SET EXERCISE: Search the entries below. Return every line that has "cycle" in it.
---------- DATA FOR THE TASK
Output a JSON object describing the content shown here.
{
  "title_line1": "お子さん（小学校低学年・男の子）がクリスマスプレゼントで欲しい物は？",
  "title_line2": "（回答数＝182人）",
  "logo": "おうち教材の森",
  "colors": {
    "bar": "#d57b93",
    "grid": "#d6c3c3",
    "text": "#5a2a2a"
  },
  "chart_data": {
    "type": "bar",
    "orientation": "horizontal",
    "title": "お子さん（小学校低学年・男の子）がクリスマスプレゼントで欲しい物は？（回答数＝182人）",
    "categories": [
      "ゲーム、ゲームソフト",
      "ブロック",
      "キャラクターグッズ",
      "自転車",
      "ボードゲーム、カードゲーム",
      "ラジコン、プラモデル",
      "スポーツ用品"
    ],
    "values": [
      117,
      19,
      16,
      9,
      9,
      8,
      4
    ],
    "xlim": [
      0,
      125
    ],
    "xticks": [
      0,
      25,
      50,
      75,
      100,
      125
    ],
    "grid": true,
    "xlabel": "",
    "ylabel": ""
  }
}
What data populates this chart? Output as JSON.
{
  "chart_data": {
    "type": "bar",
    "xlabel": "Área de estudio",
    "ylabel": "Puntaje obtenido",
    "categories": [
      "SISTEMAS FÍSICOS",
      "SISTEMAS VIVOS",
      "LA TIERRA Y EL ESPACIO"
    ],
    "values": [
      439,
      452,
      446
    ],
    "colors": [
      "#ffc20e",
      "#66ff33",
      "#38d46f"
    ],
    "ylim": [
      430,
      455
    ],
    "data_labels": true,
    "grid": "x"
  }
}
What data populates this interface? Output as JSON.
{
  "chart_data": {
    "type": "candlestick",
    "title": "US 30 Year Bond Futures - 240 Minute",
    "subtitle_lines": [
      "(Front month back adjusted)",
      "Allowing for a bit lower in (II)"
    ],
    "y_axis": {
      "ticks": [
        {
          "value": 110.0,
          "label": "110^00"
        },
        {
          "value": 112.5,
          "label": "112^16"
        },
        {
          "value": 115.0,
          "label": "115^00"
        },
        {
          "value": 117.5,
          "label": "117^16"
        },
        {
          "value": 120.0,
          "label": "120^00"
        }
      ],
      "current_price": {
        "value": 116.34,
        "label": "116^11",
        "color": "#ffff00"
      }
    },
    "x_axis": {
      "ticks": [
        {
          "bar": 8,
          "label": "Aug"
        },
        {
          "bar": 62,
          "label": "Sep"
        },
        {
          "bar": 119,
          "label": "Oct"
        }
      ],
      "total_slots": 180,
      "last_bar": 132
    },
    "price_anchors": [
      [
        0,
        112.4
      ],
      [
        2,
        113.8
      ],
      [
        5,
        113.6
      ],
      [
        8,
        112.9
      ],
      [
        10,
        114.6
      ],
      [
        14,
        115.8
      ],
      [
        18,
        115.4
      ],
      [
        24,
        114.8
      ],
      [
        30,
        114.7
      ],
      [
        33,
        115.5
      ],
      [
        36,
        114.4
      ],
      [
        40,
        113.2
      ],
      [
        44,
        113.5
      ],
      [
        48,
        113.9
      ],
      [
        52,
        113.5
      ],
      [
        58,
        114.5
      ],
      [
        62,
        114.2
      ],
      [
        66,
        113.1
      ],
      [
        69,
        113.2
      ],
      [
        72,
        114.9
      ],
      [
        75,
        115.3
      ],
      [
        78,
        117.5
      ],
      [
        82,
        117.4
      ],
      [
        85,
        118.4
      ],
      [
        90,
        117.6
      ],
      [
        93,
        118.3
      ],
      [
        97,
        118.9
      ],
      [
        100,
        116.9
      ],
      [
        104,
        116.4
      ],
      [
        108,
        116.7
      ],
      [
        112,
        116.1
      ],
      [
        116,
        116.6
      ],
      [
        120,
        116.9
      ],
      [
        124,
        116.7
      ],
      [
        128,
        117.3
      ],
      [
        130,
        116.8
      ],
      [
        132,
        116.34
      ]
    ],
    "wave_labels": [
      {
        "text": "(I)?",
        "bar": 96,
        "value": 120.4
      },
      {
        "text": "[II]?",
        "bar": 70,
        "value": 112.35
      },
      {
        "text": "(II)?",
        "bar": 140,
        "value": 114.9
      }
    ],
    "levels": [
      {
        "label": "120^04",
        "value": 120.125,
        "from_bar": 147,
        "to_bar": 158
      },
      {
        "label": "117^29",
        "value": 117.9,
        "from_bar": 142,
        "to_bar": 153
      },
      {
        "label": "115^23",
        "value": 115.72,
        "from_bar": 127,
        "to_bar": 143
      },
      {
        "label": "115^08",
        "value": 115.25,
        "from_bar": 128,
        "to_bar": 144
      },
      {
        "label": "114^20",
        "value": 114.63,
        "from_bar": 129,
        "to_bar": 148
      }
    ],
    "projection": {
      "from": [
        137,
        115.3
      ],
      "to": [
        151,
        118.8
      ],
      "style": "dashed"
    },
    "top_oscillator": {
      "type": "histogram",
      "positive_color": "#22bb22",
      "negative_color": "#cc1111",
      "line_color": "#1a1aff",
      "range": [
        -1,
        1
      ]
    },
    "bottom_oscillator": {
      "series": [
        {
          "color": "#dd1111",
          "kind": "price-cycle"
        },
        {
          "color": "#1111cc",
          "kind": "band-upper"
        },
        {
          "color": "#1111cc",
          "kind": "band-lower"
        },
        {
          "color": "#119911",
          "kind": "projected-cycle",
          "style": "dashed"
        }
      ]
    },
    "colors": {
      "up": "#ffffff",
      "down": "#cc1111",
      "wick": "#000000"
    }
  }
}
--------------------
SOLVED EXERCISE:
          "kind": "price-cycle"
          "kind": "projected-cycle",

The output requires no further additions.